Material shown -
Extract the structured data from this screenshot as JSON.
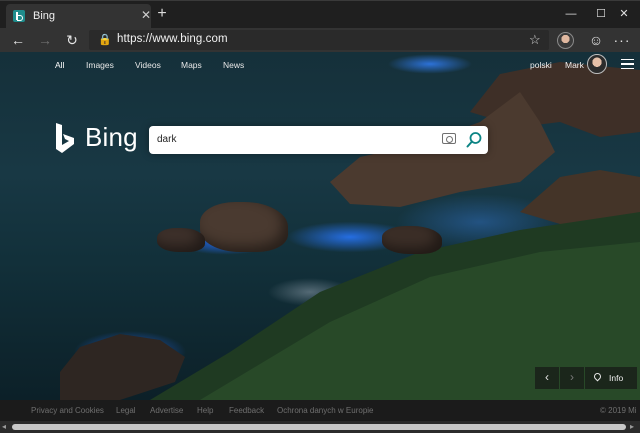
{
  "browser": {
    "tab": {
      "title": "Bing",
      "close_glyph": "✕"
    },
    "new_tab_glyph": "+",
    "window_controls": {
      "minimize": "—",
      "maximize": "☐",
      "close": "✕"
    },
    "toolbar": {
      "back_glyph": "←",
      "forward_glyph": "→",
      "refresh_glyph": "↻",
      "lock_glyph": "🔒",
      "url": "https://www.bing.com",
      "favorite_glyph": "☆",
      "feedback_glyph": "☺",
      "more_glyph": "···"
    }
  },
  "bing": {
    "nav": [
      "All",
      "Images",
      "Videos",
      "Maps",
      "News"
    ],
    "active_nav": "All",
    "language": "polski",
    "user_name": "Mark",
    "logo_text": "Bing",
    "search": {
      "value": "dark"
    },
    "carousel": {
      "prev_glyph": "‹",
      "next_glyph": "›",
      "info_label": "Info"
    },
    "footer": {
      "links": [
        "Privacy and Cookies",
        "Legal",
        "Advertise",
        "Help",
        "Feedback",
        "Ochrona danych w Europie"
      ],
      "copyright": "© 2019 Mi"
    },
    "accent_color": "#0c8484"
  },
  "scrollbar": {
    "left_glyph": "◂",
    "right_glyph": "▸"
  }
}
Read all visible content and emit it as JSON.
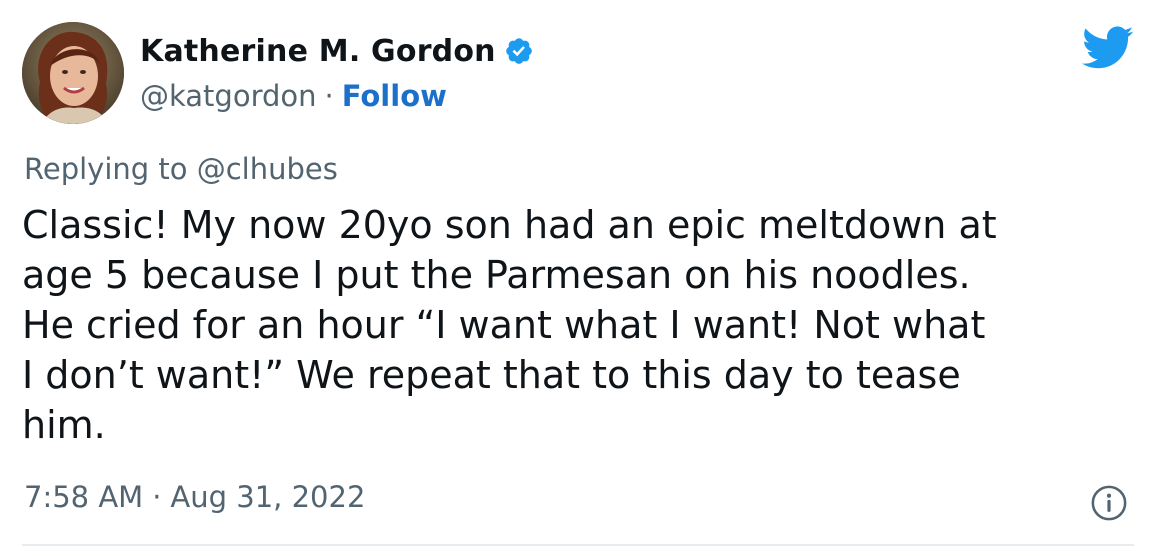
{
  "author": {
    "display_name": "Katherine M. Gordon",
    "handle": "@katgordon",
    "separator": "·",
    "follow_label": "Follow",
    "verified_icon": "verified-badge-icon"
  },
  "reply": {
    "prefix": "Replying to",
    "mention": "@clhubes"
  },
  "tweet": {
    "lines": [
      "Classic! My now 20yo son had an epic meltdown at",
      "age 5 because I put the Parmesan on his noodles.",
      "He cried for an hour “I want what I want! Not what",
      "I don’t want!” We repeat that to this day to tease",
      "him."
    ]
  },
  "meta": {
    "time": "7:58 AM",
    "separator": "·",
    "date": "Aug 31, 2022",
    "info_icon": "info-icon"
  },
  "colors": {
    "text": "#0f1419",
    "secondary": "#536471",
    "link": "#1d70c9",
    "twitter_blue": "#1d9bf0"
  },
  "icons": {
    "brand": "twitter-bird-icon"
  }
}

What the task requires - Copy every line of the data exactly as written, excluding the pictures.

Answer to this task -
Extract the structured data from this screenshot as JSON.
{
  "browser": {
    "tab": {
      "title": "Bing",
      "close_glyph": "✕"
    },
    "new_tab_glyph": "+",
    "window_controls": {
      "minimize": "—",
      "maximize": "☐",
      "close": "✕"
    },
    "toolbar": {
      "back_glyph": "←",
      "forward_glyph": "→",
      "refresh_glyph": "↻",
      "lock_glyph": "🔒",
      "url": "https://www.bing.com",
      "favorite_glyph": "☆",
      "feedback_glyph": "☺",
      "more_glyph": "···"
    }
  },
  "bing": {
    "nav": [
      "All",
      "Images",
      "Videos",
      "Maps",
      "News"
    ],
    "active_nav": "All",
    "language": "polski",
    "user_name": "Mark",
    "logo_text": "Bing",
    "search": {
      "value": "dark"
    },
    "carousel": {
      "prev_glyph": "‹",
      "next_glyph": "›",
      "info_label": "Info"
    },
    "footer": {
      "links": [
        "Privacy and Cookies",
        "Legal",
        "Advertise",
        "Help",
        "Feedback",
        "Ochrona danych w Europie"
      ],
      "copyright": "© 2019 Mi"
    },
    "accent_color": "#0c8484"
  },
  "scrollbar": {
    "left_glyph": "◂",
    "right_glyph": "▸"
  }
}
Read all visible content and emit it as JSON.
{
  "author": {
    "display_name": "Katherine M. Gordon",
    "handle": "@katgordon",
    "separator": "·",
    "follow_label": "Follow",
    "verified_icon": "verified-badge-icon"
  },
  "reply": {
    "prefix": "Replying to",
    "mention": "@clhubes"
  },
  "tweet": {
    "lines": [
      "Classic! My now 20yo son had an epic meltdown at",
      "age 5 because I put the Parmesan on his noodles.",
      "He cried for an hour “I want what I want! Not what",
      "I don’t want!” We repeat that to this day to tease",
      "him."
    ]
  },
  "meta": {
    "time": "7:58 AM",
    "separator": "·",
    "date": "Aug 31, 2022",
    "info_icon": "info-icon"
  },
  "colors": {
    "text": "#0f1419",
    "secondary": "#536471",
    "link": "#1d70c9",
    "twitter_blue": "#1d9bf0"
  },
  "icons": {
    "brand": "twitter-bird-icon"
  }
}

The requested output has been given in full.